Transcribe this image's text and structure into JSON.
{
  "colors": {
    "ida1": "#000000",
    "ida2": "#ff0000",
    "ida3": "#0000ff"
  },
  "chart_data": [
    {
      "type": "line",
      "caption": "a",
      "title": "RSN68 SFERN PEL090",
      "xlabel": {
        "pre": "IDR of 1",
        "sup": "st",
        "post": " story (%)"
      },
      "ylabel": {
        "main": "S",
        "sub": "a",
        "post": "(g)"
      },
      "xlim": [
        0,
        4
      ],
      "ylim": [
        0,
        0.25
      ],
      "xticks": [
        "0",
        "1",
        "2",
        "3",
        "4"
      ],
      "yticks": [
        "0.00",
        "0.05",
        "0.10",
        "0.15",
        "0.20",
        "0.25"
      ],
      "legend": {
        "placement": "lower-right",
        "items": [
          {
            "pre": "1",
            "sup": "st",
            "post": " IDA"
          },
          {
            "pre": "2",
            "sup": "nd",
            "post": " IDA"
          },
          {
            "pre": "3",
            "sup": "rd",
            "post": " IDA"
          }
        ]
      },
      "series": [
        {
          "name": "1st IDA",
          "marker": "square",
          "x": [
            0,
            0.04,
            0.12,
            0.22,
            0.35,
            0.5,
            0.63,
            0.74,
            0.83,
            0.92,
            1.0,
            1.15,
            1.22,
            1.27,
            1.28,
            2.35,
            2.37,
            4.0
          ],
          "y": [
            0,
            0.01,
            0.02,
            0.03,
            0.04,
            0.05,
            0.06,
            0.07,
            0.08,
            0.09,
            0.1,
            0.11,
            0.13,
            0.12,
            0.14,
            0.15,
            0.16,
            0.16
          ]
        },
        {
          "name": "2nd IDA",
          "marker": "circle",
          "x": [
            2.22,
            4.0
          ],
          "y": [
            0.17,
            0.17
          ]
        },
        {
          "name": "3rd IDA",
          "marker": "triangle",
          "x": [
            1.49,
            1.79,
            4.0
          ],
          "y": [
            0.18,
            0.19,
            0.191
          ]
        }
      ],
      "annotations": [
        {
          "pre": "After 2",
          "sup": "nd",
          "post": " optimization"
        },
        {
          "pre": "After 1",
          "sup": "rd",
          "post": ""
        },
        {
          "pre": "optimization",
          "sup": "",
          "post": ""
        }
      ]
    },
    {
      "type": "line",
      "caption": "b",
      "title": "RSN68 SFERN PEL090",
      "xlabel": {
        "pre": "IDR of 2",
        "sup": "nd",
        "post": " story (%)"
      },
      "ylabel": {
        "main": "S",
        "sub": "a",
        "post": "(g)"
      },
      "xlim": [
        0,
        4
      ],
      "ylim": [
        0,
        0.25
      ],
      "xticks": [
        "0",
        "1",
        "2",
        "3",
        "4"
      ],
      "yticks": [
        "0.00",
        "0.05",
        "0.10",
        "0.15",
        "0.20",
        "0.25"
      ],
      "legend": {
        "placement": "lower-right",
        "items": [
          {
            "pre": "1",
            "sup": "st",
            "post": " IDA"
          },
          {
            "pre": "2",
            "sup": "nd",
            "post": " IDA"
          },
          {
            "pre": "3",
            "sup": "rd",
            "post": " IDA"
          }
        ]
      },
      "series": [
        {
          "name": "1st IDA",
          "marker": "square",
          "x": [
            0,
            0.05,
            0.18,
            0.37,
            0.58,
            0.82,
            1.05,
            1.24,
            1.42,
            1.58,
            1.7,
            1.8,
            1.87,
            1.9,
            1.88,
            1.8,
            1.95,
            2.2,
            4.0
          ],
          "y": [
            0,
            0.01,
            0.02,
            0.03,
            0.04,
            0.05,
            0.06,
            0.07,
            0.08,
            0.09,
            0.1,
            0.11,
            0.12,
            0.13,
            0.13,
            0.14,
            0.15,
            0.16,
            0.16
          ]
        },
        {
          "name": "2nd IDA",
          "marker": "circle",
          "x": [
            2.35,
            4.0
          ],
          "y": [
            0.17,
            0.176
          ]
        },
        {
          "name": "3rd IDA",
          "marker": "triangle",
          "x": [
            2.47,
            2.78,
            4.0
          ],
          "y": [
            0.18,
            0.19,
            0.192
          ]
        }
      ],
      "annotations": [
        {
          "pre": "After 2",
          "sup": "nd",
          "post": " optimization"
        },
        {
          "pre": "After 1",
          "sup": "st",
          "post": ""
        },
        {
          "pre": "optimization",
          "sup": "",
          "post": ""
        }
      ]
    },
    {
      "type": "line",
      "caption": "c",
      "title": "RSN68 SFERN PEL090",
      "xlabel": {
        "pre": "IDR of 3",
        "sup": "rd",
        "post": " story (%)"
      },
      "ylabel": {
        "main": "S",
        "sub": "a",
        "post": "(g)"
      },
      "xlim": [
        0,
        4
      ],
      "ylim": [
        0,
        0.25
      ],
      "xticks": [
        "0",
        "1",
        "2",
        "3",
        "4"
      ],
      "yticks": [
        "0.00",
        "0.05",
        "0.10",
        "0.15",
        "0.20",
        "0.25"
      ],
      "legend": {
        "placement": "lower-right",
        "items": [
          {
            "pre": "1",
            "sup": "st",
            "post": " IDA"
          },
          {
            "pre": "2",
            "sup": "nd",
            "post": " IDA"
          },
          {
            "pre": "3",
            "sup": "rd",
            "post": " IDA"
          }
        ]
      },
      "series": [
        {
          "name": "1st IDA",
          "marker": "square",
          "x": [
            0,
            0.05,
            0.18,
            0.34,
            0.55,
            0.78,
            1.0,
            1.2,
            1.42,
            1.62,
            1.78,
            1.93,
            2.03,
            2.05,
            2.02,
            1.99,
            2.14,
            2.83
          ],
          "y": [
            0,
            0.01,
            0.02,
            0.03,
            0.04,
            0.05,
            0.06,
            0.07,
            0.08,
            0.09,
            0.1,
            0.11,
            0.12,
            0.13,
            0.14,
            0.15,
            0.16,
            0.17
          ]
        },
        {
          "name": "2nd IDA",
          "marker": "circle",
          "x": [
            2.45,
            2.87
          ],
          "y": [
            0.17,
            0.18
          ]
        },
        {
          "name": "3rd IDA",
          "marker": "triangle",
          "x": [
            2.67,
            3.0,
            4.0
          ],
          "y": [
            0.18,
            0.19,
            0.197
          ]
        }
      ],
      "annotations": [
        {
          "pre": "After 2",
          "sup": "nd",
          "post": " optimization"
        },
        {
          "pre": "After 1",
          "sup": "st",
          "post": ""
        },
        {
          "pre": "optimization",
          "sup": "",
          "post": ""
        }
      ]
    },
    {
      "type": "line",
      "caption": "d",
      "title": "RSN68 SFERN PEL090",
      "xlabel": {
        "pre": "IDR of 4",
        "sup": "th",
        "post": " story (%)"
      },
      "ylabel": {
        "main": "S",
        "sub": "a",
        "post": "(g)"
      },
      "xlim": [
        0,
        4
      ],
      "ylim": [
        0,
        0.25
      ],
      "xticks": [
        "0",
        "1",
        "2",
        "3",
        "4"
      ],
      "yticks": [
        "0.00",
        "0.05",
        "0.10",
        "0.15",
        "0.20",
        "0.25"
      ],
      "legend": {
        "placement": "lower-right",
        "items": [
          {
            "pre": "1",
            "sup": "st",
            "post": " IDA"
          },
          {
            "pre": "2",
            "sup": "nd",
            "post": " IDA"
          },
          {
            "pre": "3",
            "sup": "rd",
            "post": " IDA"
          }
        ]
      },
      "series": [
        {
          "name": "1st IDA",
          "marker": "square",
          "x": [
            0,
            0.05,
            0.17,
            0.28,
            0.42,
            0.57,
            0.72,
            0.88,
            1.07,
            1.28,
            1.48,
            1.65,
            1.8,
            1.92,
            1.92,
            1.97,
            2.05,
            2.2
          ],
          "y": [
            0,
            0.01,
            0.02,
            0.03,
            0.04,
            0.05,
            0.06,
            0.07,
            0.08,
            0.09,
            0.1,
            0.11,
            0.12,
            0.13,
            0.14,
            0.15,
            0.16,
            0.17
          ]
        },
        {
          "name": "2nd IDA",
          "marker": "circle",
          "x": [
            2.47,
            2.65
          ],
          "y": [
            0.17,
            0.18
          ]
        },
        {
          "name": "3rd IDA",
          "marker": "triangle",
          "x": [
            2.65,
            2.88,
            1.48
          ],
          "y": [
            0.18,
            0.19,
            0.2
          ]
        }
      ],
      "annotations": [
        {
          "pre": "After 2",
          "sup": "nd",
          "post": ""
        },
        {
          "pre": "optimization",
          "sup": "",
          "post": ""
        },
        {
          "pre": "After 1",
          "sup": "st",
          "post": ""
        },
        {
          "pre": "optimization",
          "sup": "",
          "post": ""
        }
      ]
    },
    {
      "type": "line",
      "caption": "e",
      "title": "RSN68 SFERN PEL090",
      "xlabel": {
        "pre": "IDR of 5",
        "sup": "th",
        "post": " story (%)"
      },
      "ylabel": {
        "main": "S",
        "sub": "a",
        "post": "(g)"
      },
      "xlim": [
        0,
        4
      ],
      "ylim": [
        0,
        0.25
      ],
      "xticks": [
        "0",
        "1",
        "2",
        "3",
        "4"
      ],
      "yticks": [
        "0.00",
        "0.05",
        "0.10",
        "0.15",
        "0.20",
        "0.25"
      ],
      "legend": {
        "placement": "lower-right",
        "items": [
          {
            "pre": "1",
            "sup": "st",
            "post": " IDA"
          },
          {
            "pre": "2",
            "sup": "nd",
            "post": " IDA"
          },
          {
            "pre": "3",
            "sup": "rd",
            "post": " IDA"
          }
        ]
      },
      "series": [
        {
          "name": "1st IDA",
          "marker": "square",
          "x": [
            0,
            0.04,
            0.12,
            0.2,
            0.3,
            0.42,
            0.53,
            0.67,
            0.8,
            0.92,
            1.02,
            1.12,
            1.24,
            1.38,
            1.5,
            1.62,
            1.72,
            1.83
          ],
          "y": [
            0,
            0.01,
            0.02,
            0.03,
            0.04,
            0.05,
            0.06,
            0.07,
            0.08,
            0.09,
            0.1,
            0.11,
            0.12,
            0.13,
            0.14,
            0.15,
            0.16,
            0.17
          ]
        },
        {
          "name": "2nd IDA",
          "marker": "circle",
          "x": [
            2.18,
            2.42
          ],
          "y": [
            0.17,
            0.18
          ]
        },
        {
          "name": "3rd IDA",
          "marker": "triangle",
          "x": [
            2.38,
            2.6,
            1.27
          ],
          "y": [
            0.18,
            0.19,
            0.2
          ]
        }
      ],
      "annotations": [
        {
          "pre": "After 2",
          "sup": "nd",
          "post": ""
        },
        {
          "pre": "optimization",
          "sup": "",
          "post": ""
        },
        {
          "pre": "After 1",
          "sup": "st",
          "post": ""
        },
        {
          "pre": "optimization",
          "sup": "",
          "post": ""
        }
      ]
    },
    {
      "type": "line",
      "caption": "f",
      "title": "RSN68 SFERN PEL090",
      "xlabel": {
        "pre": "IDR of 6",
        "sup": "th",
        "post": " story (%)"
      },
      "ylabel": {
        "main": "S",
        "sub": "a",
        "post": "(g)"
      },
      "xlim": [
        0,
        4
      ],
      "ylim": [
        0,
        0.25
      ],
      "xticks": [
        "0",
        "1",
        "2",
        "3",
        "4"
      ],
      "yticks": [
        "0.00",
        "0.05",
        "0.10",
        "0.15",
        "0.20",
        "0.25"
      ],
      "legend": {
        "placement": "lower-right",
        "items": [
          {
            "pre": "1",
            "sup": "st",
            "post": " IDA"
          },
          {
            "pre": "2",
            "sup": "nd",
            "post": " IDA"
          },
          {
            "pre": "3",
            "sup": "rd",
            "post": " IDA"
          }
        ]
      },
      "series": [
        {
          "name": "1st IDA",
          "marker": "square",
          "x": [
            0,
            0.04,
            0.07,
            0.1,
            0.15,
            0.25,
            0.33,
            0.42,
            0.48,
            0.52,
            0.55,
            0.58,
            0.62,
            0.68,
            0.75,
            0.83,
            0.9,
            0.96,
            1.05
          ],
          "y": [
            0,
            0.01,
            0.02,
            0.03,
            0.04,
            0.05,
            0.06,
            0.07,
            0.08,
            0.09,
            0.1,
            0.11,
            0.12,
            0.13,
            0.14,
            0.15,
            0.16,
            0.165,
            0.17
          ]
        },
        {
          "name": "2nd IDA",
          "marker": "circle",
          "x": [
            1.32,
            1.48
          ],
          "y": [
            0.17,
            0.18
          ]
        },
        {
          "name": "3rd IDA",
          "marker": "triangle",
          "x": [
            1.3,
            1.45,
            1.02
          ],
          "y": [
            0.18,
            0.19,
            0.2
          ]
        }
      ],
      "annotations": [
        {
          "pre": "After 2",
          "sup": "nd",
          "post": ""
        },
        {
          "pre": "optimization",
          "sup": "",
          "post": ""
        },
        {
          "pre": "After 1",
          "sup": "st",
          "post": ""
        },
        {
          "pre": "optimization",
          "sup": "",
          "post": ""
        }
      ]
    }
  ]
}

● ● ● ● ●

The exercise — Read the lines above. Gather those in which the string "caption" is found.

Exercise result —
      "caption": "a",
      "caption": "b",
      "caption": "c",
      "caption": "d",
      "caption": "e",
      "caption": "f",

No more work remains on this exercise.